Work to be completed
Copy every entry word for word. Skip the pictures.

Supplied data
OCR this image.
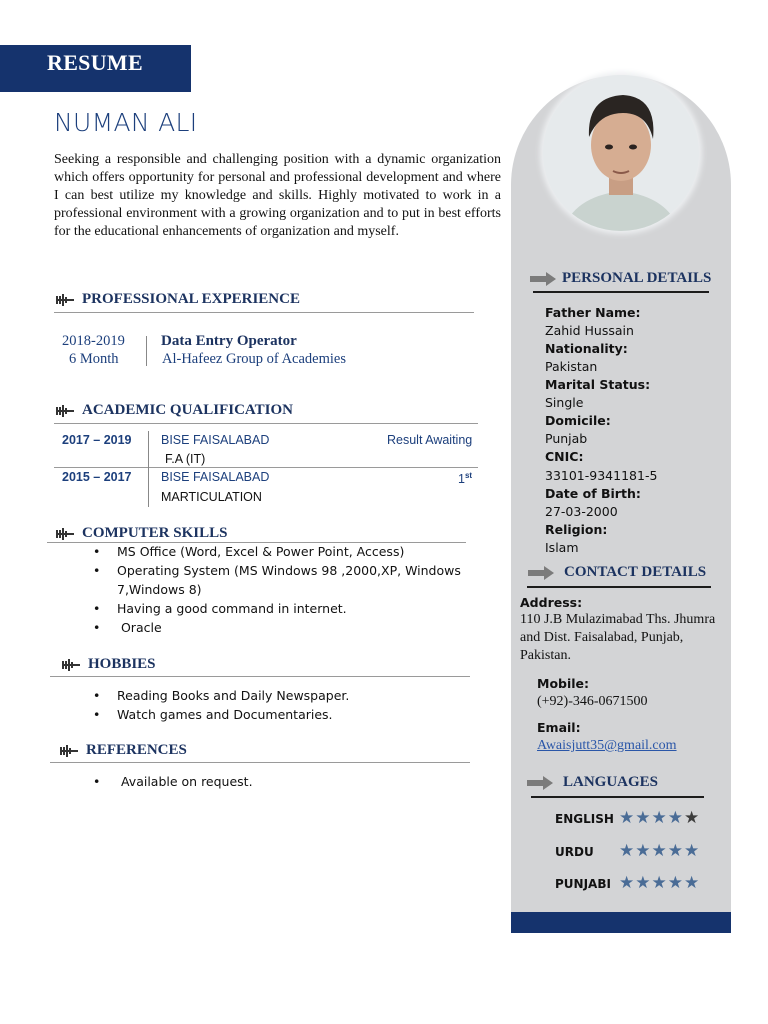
RESUME
NUMAN ALI
Seeking a responsible and challenging position with a dynamic organization which offers opportunity for personal and professional development and where I can best utilize my knowledge and skills. Highly motivated to work in a professional environment with a growing organization and to put in best efforts for the educational enhancements of organization and myself.
PROFESSIONAL EXPERIENCE
2018-2019
6 Month
Data Entry Operator
Al-Hafeez Group of Academies
ACADEMIC QUALIFICATION
2017 – 2019 BISE FAISALABAD	Result Awaiting
F.A (IT)
2015 – 2017 BISE FAISALABAD	1st
MARTICULATION
COMPUTER SKILLS
• MS Office (Word, Excel & Power Point, Access)
• Operating System (MS Windows 98 ,2000,XP, Windows 7,Windows 8)
• Having a good command in internet.
•  Oracle
HOBBIES
• Reading Books and Daily Newspaper.
• Watch games and Documentaries.
REFERENCES
•  Available on request.
PERSONAL DETAILS
Father Name:
Zahid Hussain
Nationality:
Pakistan
Marital Status:
Single
Domicile:
Punjab
CNIC:
33101-9341181-5
Date of Birth:
27-03-2000
Religion:
Islam
CONTACT DETAILS
Address:
110 J.B Mulazimabad Ths. Jhumra and Dist. Faisalabad, Punjab, Pakistan.
Mobile:
(+92)-346-0671500
Email:
Awaisjutt35@gmail.com
LANGUAGES
ENGLISH ★★★★★
URDU ★★★★★
PUNJABI ★★★★★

Answer to this problem
OCR this image.
RESUME
NUMAN ALI
Seeking a responsible and challenging position with a dynamic organization which offers opportunity for personal and professional development and where I can best utilize my knowledge and skills. Highly motivated to work in a professional environment with a growing organization and to put in best efforts for the educational enhancements of organization and myself.
PROFESSIONAL EXPERIENCE
2018-2019
6 Month
Data Entry Operator
Al-Hafeez Group of Academies
ACADEMIC QUALIFICATION
2017 – 2019 BISE FAISALABAD	Result Awaiting
F.A (IT)
2015 – 2017 BISE FAISALABAD	1st
MARTICULATION
COMPUTER SKILLS
• MS Office (Word, Excel & Power Point, Access)
• Operating System (MS Windows 98 ,2000,XP, Windows 7,Windows 8)
• Having a good command in internet.
•  Oracle
HOBBIES
• Reading Books and Daily Newspaper.
• Watch games and Documentaries.
REFERENCES
•  Available on request.
PERSONAL DETAILS
Father Name:
Zahid Hussain
Nationality:
Pakistan
Marital Status:
Single
Domicile:
Punjab
CNIC:
33101-9341181-5
Date of Birth:
27-03-2000
Religion:
Islam
CONTACT DETAILS
Address:
110 J.B Mulazimabad Ths. Jhumra and Dist. Faisalabad, Punjab, Pakistan.
Mobile:
(+92)-346-0671500
Email:
Awaisjutt35@gmail.com
LANGUAGES
ENGLISH ★★★★★
URDU ★★★★★
PUNJABI ★★★★★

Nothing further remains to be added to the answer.